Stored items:
.....

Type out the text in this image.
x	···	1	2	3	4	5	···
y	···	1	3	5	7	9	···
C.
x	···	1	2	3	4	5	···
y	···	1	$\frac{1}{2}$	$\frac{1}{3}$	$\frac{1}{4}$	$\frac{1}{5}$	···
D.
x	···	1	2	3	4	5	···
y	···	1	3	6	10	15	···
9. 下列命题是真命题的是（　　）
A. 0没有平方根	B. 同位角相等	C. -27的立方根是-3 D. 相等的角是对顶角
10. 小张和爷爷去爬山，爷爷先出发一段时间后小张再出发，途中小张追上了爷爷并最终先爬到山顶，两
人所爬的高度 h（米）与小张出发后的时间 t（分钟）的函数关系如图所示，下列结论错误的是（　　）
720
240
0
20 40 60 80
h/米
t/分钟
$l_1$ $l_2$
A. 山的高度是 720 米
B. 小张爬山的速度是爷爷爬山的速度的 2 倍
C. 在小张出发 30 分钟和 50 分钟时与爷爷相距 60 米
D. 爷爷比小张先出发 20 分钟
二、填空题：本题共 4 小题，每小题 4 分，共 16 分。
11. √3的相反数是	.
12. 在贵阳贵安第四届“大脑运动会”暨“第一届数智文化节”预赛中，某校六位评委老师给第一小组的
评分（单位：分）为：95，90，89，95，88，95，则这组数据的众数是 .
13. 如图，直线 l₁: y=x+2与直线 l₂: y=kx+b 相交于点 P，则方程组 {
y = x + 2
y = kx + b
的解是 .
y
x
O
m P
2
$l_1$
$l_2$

.....

### DIRECTIONS FOR THIS TASK
Without leaving anything out, quote all the data.

### RESPONSE
Type out the text in this image.
x	···	1	2	3	4	5	···
y	···	1	3	5	7	9	···
C.
x	···	1	2	3	4	5	···
y	···	1	$\frac{1}{2}$	$\frac{1}{3}$	$\frac{1}{4}$	$\frac{1}{5}$	···
D.
x	···	1	2	3	4	5	···
y	···	1	3	6	10	15	···
9. 下列命题是真命题的是（　　）
A. 0没有平方根	B. 同位角相等	C. -27的立方根是-3 D. 相等的角是对顶角
10. 小张和爷爷去爬山，爷爷先出发一段时间后小张再出发，途中小张追上了爷爷并最终先爬到山顶，两
人所爬的高度 h（米）与小张出发后的时间 t（分钟）的函数关系如图所示，下列结论错误的是（　　）
720
240
0
20 40 60 80
h/米
t/分钟
$l_1$ $l_2$
A. 山的高度是 720 米
B. 小张爬山的速度是爷爷爬山的速度的 2 倍
C. 在小张出发 30 分钟和 50 分钟时与爷爷相距 60 米
D. 爷爷比小张先出发 20 分钟
二、填空题：本题共 4 小题，每小题 4 分，共 16 分。
11. √3的相反数是	.
12. 在贵阳贵安第四届“大脑运动会”暨“第一届数智文化节”预赛中，某校六位评委老师给第一小组的
评分（单位：分）为：95，90，89，95，88，95，则这组数据的众数是 .
13. 如图，直线 l₁: y=x+2与直线 l₂: y=kx+b 相交于点 P，则方程组 {
y = x + 2
y = kx + b
的解是 .
y
x
O
m P
2
$l_1$
$l_2$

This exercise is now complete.